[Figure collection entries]
## Begin
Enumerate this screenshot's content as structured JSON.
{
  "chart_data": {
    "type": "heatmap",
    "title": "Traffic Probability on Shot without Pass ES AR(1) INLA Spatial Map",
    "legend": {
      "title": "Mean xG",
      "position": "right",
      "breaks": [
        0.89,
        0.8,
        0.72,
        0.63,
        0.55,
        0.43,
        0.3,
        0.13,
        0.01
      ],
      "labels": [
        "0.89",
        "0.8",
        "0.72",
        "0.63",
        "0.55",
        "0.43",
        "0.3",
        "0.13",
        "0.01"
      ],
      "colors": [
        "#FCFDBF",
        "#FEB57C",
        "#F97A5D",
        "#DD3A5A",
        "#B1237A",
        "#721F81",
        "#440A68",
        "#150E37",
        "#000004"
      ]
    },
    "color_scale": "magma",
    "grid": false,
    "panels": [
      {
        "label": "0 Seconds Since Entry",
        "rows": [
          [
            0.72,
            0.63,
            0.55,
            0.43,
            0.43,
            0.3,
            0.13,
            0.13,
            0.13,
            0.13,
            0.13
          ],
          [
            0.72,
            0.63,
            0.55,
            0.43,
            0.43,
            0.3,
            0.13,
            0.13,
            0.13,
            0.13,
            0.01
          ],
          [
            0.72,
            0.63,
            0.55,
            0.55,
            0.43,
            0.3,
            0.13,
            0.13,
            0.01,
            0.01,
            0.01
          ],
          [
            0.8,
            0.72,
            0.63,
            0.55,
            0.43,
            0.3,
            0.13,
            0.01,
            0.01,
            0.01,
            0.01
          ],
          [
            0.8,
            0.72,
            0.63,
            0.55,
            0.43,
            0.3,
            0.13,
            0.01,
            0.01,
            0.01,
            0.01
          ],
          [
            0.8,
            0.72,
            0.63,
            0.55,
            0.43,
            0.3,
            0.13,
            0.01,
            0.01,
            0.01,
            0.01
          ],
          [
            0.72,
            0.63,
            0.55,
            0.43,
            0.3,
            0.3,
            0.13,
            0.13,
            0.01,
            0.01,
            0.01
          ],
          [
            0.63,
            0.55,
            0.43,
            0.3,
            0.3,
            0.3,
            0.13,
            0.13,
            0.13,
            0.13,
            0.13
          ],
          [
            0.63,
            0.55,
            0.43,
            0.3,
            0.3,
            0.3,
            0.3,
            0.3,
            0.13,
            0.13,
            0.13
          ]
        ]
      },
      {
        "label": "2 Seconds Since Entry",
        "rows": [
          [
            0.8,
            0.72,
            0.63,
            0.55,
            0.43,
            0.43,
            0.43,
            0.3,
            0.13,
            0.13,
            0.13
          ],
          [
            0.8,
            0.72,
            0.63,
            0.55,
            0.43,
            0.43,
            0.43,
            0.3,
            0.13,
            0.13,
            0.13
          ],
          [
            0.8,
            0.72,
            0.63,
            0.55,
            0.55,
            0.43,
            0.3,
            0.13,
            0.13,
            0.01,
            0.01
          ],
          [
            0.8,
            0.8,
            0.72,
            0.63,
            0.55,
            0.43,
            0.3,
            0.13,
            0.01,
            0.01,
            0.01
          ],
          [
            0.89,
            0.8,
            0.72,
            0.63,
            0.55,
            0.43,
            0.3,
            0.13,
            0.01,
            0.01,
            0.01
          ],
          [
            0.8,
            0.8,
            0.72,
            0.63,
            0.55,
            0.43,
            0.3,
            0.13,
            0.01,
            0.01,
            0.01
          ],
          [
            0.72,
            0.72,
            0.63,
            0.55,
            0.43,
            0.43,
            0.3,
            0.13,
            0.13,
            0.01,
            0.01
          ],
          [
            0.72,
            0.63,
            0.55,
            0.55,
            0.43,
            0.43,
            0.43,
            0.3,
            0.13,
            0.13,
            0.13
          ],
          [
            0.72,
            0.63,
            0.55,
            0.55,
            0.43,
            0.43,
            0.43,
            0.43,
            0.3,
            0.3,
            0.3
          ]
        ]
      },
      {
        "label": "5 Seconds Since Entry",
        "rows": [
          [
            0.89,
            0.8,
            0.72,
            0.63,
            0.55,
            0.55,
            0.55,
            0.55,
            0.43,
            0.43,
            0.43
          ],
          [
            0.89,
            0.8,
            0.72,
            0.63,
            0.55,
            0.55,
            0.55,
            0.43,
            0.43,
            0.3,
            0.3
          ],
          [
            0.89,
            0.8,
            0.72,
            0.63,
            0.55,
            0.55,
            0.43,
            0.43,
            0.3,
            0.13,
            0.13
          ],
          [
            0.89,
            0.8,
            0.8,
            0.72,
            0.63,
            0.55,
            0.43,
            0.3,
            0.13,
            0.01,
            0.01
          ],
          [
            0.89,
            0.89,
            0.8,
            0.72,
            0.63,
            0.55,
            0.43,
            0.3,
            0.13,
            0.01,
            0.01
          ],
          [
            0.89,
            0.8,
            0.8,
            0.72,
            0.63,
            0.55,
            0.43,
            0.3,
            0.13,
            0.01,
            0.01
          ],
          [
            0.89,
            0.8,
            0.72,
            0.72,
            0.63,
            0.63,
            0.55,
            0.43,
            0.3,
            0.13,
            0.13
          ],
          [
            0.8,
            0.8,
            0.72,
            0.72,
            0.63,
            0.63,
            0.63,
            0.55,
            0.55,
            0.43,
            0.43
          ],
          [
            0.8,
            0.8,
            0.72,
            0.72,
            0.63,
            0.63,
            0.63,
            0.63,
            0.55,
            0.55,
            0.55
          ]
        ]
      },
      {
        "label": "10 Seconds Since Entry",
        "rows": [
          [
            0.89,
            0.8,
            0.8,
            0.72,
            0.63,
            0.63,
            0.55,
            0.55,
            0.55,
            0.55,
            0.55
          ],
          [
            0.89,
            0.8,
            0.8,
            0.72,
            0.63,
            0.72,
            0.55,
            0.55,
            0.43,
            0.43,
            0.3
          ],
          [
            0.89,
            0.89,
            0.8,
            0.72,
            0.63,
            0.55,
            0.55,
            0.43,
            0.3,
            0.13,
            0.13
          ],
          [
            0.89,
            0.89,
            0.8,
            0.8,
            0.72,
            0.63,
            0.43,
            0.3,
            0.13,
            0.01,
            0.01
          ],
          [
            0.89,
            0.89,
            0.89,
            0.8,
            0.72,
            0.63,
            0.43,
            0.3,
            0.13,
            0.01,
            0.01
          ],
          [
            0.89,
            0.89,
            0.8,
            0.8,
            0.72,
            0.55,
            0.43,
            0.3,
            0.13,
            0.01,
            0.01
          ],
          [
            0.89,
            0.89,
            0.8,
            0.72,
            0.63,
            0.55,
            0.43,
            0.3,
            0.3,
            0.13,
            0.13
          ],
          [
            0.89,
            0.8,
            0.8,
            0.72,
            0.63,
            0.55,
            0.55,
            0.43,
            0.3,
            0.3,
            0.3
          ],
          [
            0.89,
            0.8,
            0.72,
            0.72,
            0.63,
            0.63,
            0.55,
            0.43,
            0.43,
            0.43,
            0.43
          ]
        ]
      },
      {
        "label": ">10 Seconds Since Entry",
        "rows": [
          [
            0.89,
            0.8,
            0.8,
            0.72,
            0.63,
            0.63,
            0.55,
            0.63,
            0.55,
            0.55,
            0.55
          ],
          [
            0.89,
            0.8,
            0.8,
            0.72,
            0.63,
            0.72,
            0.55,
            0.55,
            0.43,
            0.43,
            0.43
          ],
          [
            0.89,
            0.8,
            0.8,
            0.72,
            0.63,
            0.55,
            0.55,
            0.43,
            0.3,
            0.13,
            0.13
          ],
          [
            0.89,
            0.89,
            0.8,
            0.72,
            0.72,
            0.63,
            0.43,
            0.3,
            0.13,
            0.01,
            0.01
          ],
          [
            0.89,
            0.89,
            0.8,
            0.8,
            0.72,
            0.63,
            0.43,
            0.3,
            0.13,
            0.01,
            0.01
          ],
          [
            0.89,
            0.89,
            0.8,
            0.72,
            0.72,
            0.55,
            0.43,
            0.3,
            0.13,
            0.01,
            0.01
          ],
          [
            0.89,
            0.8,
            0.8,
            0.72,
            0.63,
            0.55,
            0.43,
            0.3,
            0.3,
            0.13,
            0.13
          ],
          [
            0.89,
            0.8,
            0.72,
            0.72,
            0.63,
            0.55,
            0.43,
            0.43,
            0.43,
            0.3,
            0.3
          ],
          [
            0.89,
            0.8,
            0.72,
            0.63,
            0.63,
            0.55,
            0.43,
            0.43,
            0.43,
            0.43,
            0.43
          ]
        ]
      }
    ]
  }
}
## End
◆ **SET EXERCISE**
Search the data above for lines holding "title" and copy each of them.

◆ **SOLUTION BELOW**
    "title": "Traffic Probability on Shot without Pass ES AR(1) INLA Spatial Map",
      "title": "Mean xG",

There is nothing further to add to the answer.